→ **TASK INSTRUCTIONS**:
1: In the financial notes, condense the paragraph beginning "During the reporting period, Mr. Liron Or" into a short bulleted list that keeps its main facts.
2: Continue the financial notes, starting after the sentence about reconciling MLP's summarized financial statement to the carrying amount of the Group's interest.

→ **GIVEN TEXT**:
start

The Group recognised a profit of EUR 213 thousands in net
foreign exchange income in the interim financial statements (in
relation to loans received which are denominated in ILS) due to the
strengthening of the EUR against the ILS (0.9%) during the
reporting period.
b. Securities provided by and for the parent company
Interest-bearing bank loans granted to a wholly controlled
entity Eurobul Ltd. ("Eurobul") were secured by guarantees provided
by ERD.
During the first quarter of 2016 the Group fully repaid the bank
loans, and as a result ERD removed the guarantees it provided to
the lender bank. See also note 9.c.
The Company has pledged the shares of Marina Dorcol D.o.o to
ERD. As of 30 June 2016, the outstanding debt owed to ERD is EUR
25,509 thousands. For more details, see note 4.b.
c. Directors
As of 30 June 2016, the Company has 3 directors (31 December
2015: 2 directors).
During the reporting period, one new executive director was
appointed (Ms. Ayelet Naim-Levanon).
d. Resignation of the Company's CEO
During the reporting period, Mr. Liron Or who acted as Chief
Executive Officer of the Company resigned from his position in the
Company. In accordance with the terms of the agreement, Mr Or's
role at the Company ceased on 31 March 2016. As part of the
termination agreement with Mr Or, the Board of the Company agreed
to grant Mr. Or a discount of EUR 50 thousands for purchasing one
residential unit in the Veleslavin project in Prague, Czech
Republic. During the second quarter of 2016, Mr. Or completed the
purchase of the unit. The given discount was reflected at the
carrying amount of the inventories of housing units as of 31 March
2016.
NOTE 7 - OPERATING SEGMENTS
Basis of segmentation
The Group's CFO (the chief operating decision maker) considers
the whole operation as one operating segment while trying to ensure
sufficient liquidity to meet the liabilities when due. The
liquidity issues the Group and its joint ventures are currently
facing create a more general decision making process which is
different from a company or group of companies operating in a
liquid position, hence, the Group's CFO makes decisions about
resources and reviews operating results of business as one
operating segment.
The basis of segmentation is the same as that presented in the
annual consolidated financial statements for the year ended 31
December 2015.
NOTE 8 - EQUITY-ACCOUNTED INVESTMENT
At 30 June 2016 the Company holds interest in one joint venture,
Montreal Residential Holdings Master Limited Partnership
("MLP").
MLP is not a publicly listed entity and consequently does not
have published price quotation.
a. Details as per the investment and loan in equity-accounted investment
Montreal Residential Holdings Master Limited Partnership
Montreal Residential Holdings Master Limited Partnership ("MLP")
is a holding partnership domiciled in Canada. The Company owns ECG
Trust Canada Holding Trust ("ECG") (95% interest) which holds 20%
interest in future distributions of MLP (The Company owns 50% of
the voting rights in MLP).
The remaining 80% in future distributions is owned by Lehman
Brothers Real Estate Partners II ("Lehman Brothers") represented by
Silverpeak Real Estate Partners ("Silverpeak").
The following table summarises the financial statement of MLP as
included in its own consolidated financial statements (figures in
the table represent 100% of the joint venture consolidated
figures). The table also reconciles the summarised financial
statement to the carrying amount of the Group's interest in
MLP.

end

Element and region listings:
start

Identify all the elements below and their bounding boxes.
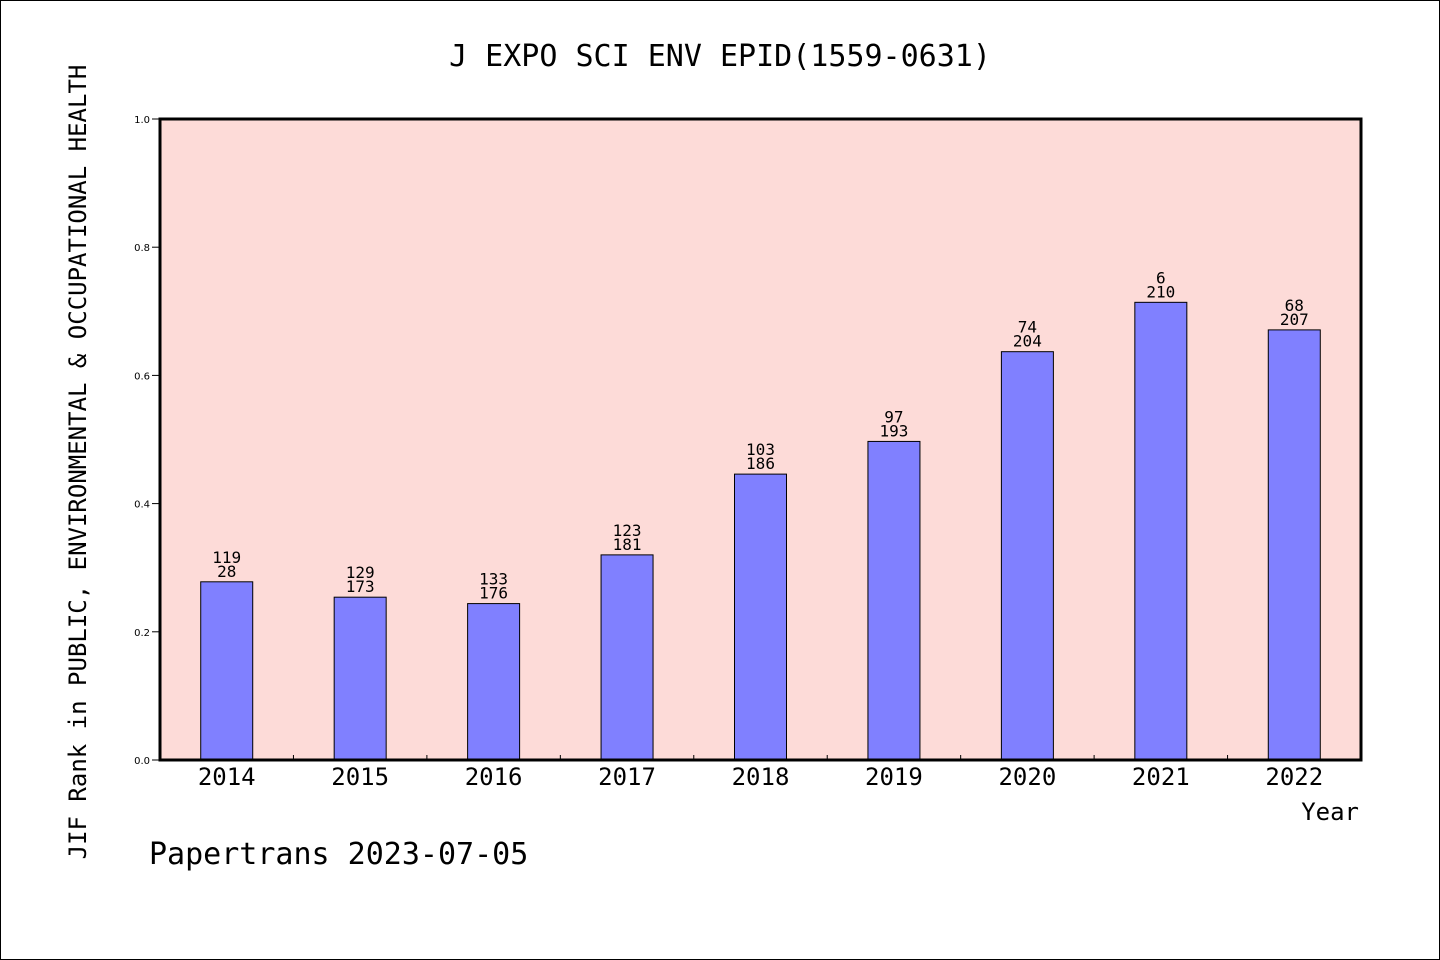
bar	[734, 473, 787, 761]
x-tick-label: 2021	[1132, 763, 1190, 791]
x-tick-label: 2022	[1265, 763, 1323, 791]
y-tick-label: 0.4	[134, 500, 150, 511]
bar-rank-label: 68	[1285, 296, 1304, 315]
x-axis-label: Year	[1301, 798, 1359, 826]
x-tick-label: 2017	[598, 763, 656, 791]
x-tick-label: 2016	[465, 763, 523, 791]
bar	[867, 440, 921, 761]
bar-total-label: 173	[346, 577, 375, 596]
x-tick-label: 2019	[865, 763, 923, 791]
bar-total-label: 193	[879, 421, 908, 440]
bar	[1000, 351, 1054, 761]
bar	[1134, 301, 1188, 761]
y-tick-label: 0.8	[134, 243, 150, 254]
y-tick-label: 0.0	[134, 756, 150, 767]
y-tick-label: 1.0	[134, 115, 150, 126]
bar-rank-label: 97	[884, 407, 903, 426]
y-axis-label: JIF Rank in PUBLIC, ENVIRONMENTAL & OCCU…	[64, 65, 92, 860]
bar-rank-label: 6	[1156, 268, 1166, 287]
bar-rank-label: 119	[212, 548, 241, 567]
x-tick-label: 2018	[732, 763, 790, 791]
bar-rank-label: 123	[613, 521, 642, 540]
bar-rank-label: 74	[1018, 318, 1037, 337]
chart-title: J EXPO SCI ENV EPID(1559-0631)	[449, 39, 991, 74]
bar-total-label: 28	[217, 562, 236, 581]
bar	[600, 554, 654, 761]
x-axis: 2014 2015 2016 2017 2018 2019 2020 2021 2022	[198, 755, 1323, 791]
bar-rank-label: 103	[746, 440, 775, 459]
plot-border	[158, 117, 1363, 762]
y-tick-label: 0.6	[134, 371, 150, 382]
bar	[200, 581, 254, 761]
bar-total-label: 176	[479, 584, 508, 603]
bar	[333, 596, 387, 761]
bar-total-label: 204	[1013, 332, 1042, 351]
footer-text: Papertrans 2023-07-05	[149, 837, 528, 872]
bar-rank-label: 133	[479, 570, 508, 589]
x-tick-label: 2015	[331, 763, 389, 791]
bar-total-label: 181	[613, 535, 642, 554]
y-tick-label: 0.2	[134, 628, 150, 639]
bar-total-label: 186	[746, 454, 775, 473]
bar	[467, 603, 521, 761]
y-axis: 0.0 0.2 0.4 0.6 0.8 1.0	[134, 115, 160, 767]
x-tick-label: 2020	[998, 763, 1056, 791]
bar-total-label: 207	[1280, 310, 1309, 329]
bar	[1267, 329, 1321, 761]
x-tick-label: 2014	[198, 763, 256, 791]
bar-total-label: 210	[1146, 282, 1175, 301]
bar-rank-label: 129	[346, 563, 375, 582]
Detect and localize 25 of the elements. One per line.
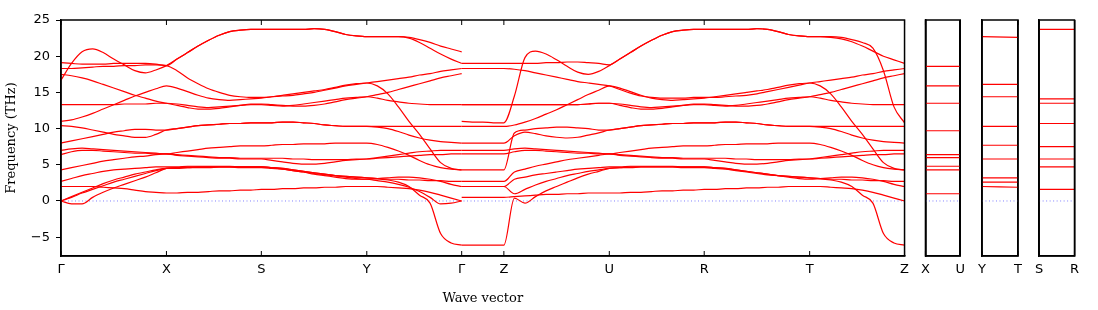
y-tick-label: −5: [30, 228, 50, 244]
y-tick-label: 20: [33, 47, 50, 63]
x-tick-label: S: [257, 261, 266, 277]
x-tick-label: R: [699, 261, 709, 277]
x-tick-label: X: [161, 261, 171, 277]
x-tick-label: Y: [361, 261, 371, 277]
y-tick-label: 25: [33, 11, 50, 27]
x-tick-label: U: [955, 261, 965, 277]
x-tick-label: X: [921, 261, 930, 277]
x-tick-label: T: [1013, 261, 1023, 277]
x-tick-label: Γ: [458, 261, 467, 277]
x-tick-label: Y: [976, 261, 986, 277]
y-tick-label: 15: [33, 83, 50, 99]
y-axis-title: Frequency (THz): [3, 82, 19, 194]
x-tick-label: Z: [499, 261, 509, 277]
x-tick-label: R: [1069, 261, 1080, 277]
x-tick-label: Γ: [57, 261, 66, 277]
x-tick-label: Z: [900, 261, 910, 277]
y-tick-label: 10: [33, 119, 50, 135]
y-tick-label: 5: [41, 156, 50, 172]
x-tick-label: U: [604, 261, 615, 277]
y-tick-label: 0: [41, 192, 50, 208]
x-tick-label: S: [1034, 261, 1044, 277]
x-axis-title: Wave vector: [442, 289, 524, 305]
x-tick-label: T: [804, 261, 814, 277]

end

→ **OUTPUTS FOR THE TASKS**:
1:
- Mr. Liron Or resigned as the Company's Chief Executive Officer during the reporting period, and his role ended on 31 March 2016.
- Under the termination agreement, the Board granted him a EUR 50 thousand discount on one residential unit in the Veleslavin project in Prague, Czech Republic.
- He completed the purchase of the unit in the second quarter of 2016.
- The discount was reflected in the carrying amount of the housing-unit inventories as of 31 March 2016.

2:
30 June 31 December
2016 2015
--------------------- -------------------
EUR'000
------------------------------------------
Percentage ownership interest 20% 20%
-------------------------------------- --------------------- -------------------
Current assets
(MLP does not have cash and
cash equivalent at 30 June
2016 and at 31 December 2015) 1,360 10,369
-------------------------------------- --------------------- -------------------
Non-current assets - -
-------------------------------------- --------------------- -------------------
Current liabilities
(including loans and amounts
due to related parties in
the amount of EUR 2,973 thousands
at 30 June 2016 and EUR 14,740
thousands at 31 December 2015) (3,963) (14,841)
-------------------------------------- --------------------- -------------------
Non-current liabilities - -
-------------------------------------- --------------------- -------------------
Net liabilities (100%) (2,603) (4,472)
Group's share of the net liabilities
(ii) - -
Net investment (i) - -
-------------------------------------- --------------------- -------------------
Loans granted by the Company,
net of impairment (i,ii) 46 2,044
-------------------------------------- --------------------- -------------------
Revenue (iv.1) 13,095 2,230
Cost of sales (iv.1) (10,257) (1,888)
Reverse of write down of inventory - 3,225
Selling, general and administrative
expenses (60) (387)
Net foreign exchange income 4 -
Income tax expense (848) -
Profit for the period (100%) 1,934 3,180
Other comprehensive income
(loss):
Foreign operations - foreign
currency translation differences (70) 335
--------------------- -------------------
Total comprehensive income
for the period (100%) 1,864 3,515
Profit allocated to loans
granted by the Company and
being part of the net investment
(i) 387 636
Impairment loss on loans given (72) -
Group's share of profit (loss)
(ii) - -
The Group's share of profit
of equity-accounted investment,
net of tax (*) 315 636
===================== ===================
Group's share of other comprehensive
income (loss) (14) 67
(*) See note 8.b for the reconciliation to the share of profit
of equity-accounted investments, net of tax, as presented in the
consolidated statement of profit or loss.
Comments in respect to the investment in MLP:
i. In the previous periods the joint venture continued to
accumulated losses and thus the Company recognised a loss related
to the loan given to MLP that was part of the net investment and
presented the loss as share of profit (loss) of equity-accounted
investment in the consolidated statement of profit or loss.
ii. The Company did not provide any guarantees for the joint
venture and has not incurred legal and constructive obligation on
behalf of the joint venture; therefore losses are accounted for to
the extent that the Company's interest is reduced to zero.
iii. Loans granted by the Company to joint venture -
-- Are denominated in CAD currency.
-- Bear no interest.
-- Have no set repayment date. Repayment is expected from the
proceeds of the sale of the related projects financed by the
loans.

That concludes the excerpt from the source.